** Start of EXTRACTED ENTRIES **

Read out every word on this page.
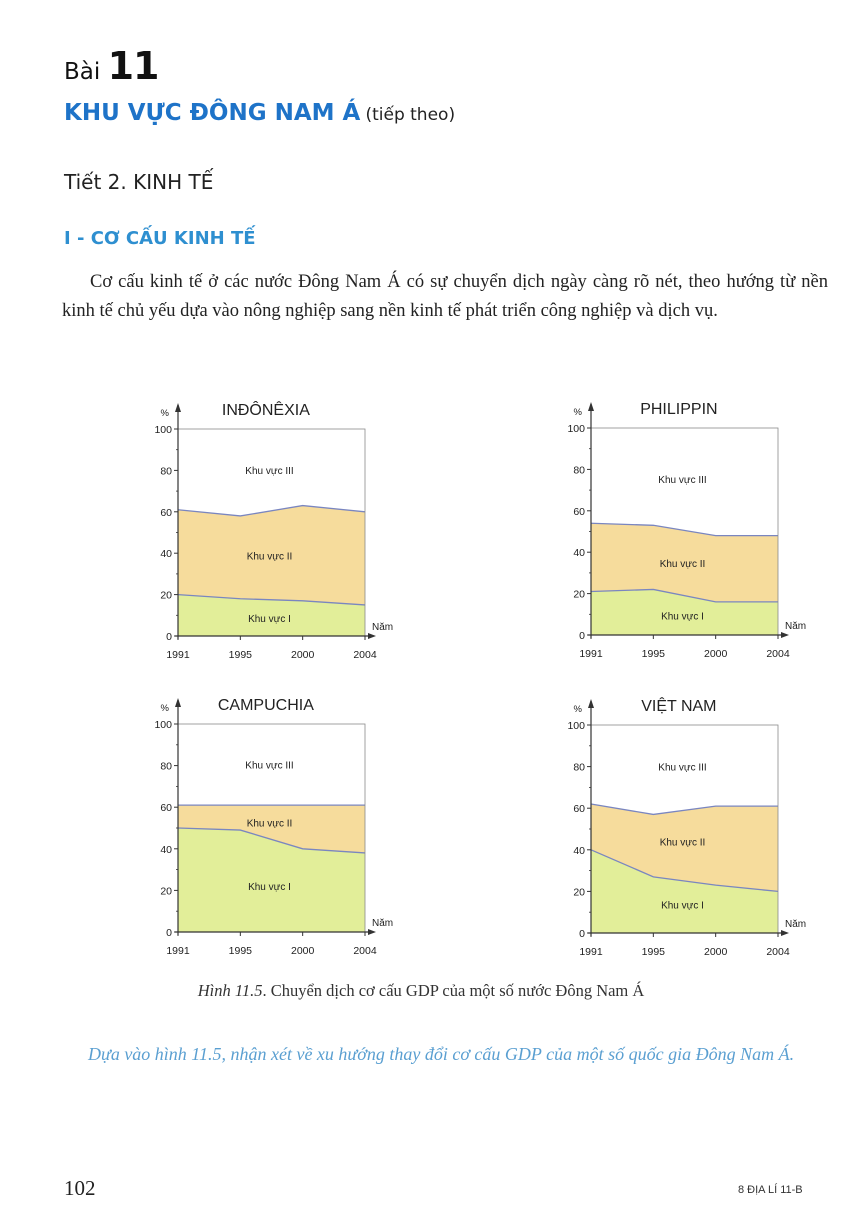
Bài 11
KHU VỰC ĐÔNG NAM Á (tiếp theo)
Tiết 2. KINH TẾ
I - CƠ CẤU KINH TẾ
Cơ cấu kinh tế ở các nước Đông Nam Á có sự chuyển dịch ngày càng rõ nét, theo hướng từ nền kinh tế chủ yếu dựa vào nông nghiệp sang nền kinh tế phát triển công nghiệp và dịch vụ.
0
20
40
60
80
100
1991	1995	2000	2004
%
Năm
INĐÔNÊXIA
Khu vực I
Khu vực II
Khu vực III
0
20
40
60
80
100
1991	1995	2000	2004
%
Năm
PHILIPPIN
Khu vực I
Khu vực II
Khu vực III
0
20
40
60
80
100
1991	1995	2000	2004
%
Năm
CAMPUCHIA
Khu vực I
Khu vực II
Khu vực III
0
20
40
60
80
100
1991	1995	2000	2004
%
Năm
VIỆT NAM
Khu vực I
Khu vực II
Khu vực III
Hình 11.5. Chuyển dịch cơ cấu GDP của một số nước Đông Nam Á
Dựa vào hình 11.5, nhận xét về xu hướng thay đổi cơ cấu GDP của một số quốc gia Đông Nam Á.
102	8 ĐỊA LÍ 11-B
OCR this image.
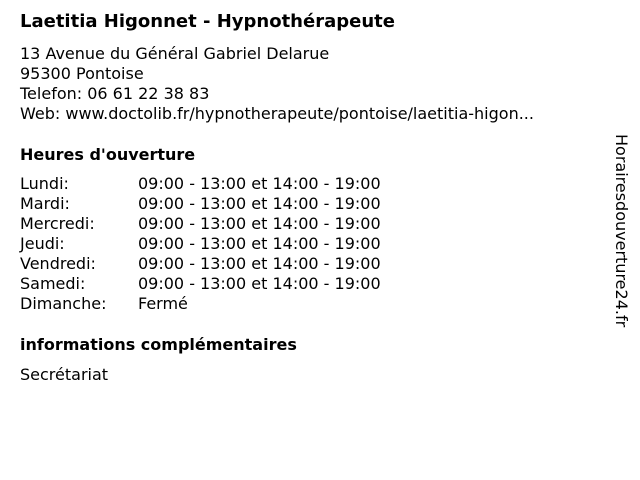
Laetitia Higonnet - Hypnothérapeute
13 Avenue du Général Gabriel Delarue
95300 Pontoise
Telefon: 06 61 22 38 83
Web: www.doctolib.fr/hypnotherapeute/pontoise/laetitia-higon...
Heures d'ouverture
Lundi:	09:00 - 13:00 et 14:00 - 19:00
Mardi:	09:00 - 13:00 et 14:00 - 19:00
Mercredi:	09:00 - 13:00 et 14:00 - 19:00
Jeudi:	09:00 - 13:00 et 14:00 - 19:00
Vendredi:	09:00 - 13:00 et 14:00 - 19:00
Samedi:	09:00 - 13:00 et 14:00 - 19:00
Dimanche: Fermé
informations complémentaires
Secrétariat
Horairesdouverture24.fr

** End of EXTRACTED ENTRIES **

• _PROBLEM REQUIREMENTS_: Using the material above, work out how many lines contain the string "this". Give that number alone.

• _COMPLETE OUTPUT_: 2